→ Task objective
Count how many lines contain "specificato" and reply with that number only.

'''

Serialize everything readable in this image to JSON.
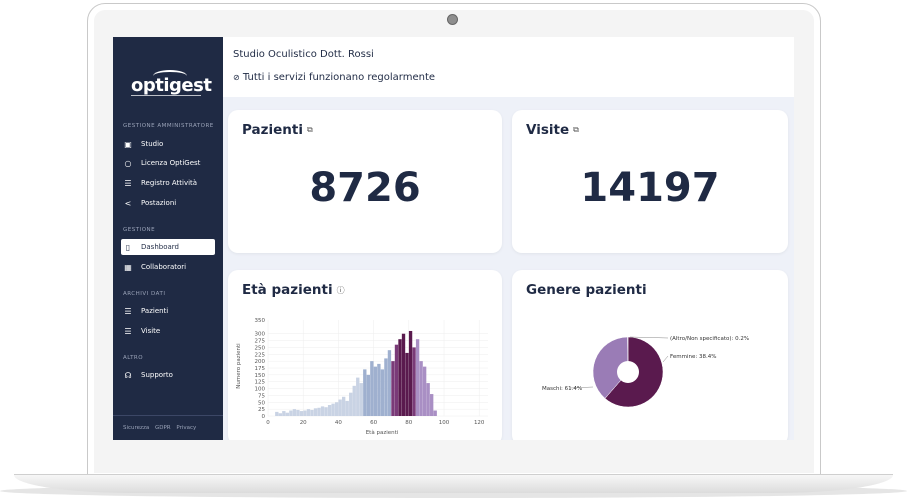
{
  "app": {
    "logo": "optigest",
    "studio_name": "Studio Oculistico Dott. Rossi",
    "status_message": "Tutti i servizi funzionano regolarmente"
  },
  "sidebar": {
    "sections": [
      {
        "title": "GESTIONE AMMINISTRATORE",
        "items": [
          {
            "label": "Studio",
            "icon": "building-icon"
          },
          {
            "label": "Licenza OptiGest",
            "icon": "circle-icon"
          },
          {
            "label": "Registro Attività",
            "icon": "list-icon"
          },
          {
            "label": "Postazioni",
            "icon": "share-icon"
          }
        ]
      },
      {
        "title": "GESTIONE",
        "items": [
          {
            "label": "Dashboard",
            "icon": "bookmark-icon",
            "active": true
          },
          {
            "label": "Collaboratori",
            "icon": "calendar-icon"
          }
        ]
      },
      {
        "title": "ARCHIVI DATI",
        "items": [
          {
            "label": "Pazienti",
            "icon": "list-icon"
          },
          {
            "label": "Visite",
            "icon": "list-icon"
          }
        ]
      },
      {
        "title": "ALTRO",
        "items": [
          {
            "label": "Supporto",
            "icon": "headset-icon"
          }
        ]
      }
    ],
    "footer_links": [
      "Sicurezza",
      "GDPR",
      "Privacy"
    ]
  },
  "cards": {
    "pazienti": {
      "title": "Pazienti",
      "value": "8726"
    },
    "visite": {
      "title": "Visite",
      "value": "14197"
    },
    "eta": {
      "title": "Età pazienti"
    },
    "genere": {
      "title": "Genere pazienti"
    }
  },
  "colors": {
    "sidebar_bg": "#1f2a44",
    "accent_dark": "#5a1a4e",
    "accent_light": "#9a7cb6",
    "bar_light": "#c9d3e4"
  },
  "chart_data": [
    {
      "type": "bar",
      "title": "",
      "xlabel": "Età pazienti",
      "ylabel": "Numero pazienti",
      "xlim": [
        0,
        125
      ],
      "ylim": [
        0,
        350
      ],
      "x_ticks": [
        "0",
        "20",
        "40",
        "60",
        "80",
        "100",
        "120"
      ],
      "y_ticks": [
        "0",
        "25",
        "50",
        "75",
        "100",
        "125",
        "150",
        "175",
        "200",
        "225",
        "250",
        "275",
        "300",
        "350"
      ],
      "x": [
        5,
        7,
        9,
        11,
        13,
        15,
        17,
        19,
        21,
        23,
        25,
        27,
        29,
        31,
        33,
        35,
        37,
        39,
        41,
        43,
        45,
        47,
        49,
        51,
        53,
        55,
        57,
        59,
        61,
        63,
        65,
        67,
        69,
        71,
        73,
        75,
        77,
        79,
        81,
        83,
        85,
        87,
        89,
        91,
        93,
        95
      ],
      "values": [
        15,
        10,
        18,
        12,
        20,
        25,
        22,
        18,
        20,
        25,
        22,
        28,
        30,
        35,
        32,
        40,
        45,
        50,
        60,
        70,
        55,
        85,
        110,
        140,
        120,
        170,
        150,
        200,
        180,
        190,
        170,
        210,
        240,
        200,
        260,
        280,
        300,
        230,
        310,
        250,
        280,
        200,
        180,
        120,
        80,
        20
      ]
    },
    {
      "type": "pie",
      "title": "",
      "categories": [
        "Maschi",
        "Femmine",
        "(Altro/Non specificato)"
      ],
      "values": [
        61.4,
        38.4,
        0.2
      ],
      "labels": [
        "Maschi: 61.4%",
        "Femmine: 38.4%",
        "(Altro/Non specificato): 0.2%"
      ]
    }
  ]
}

'''

→ Solution
2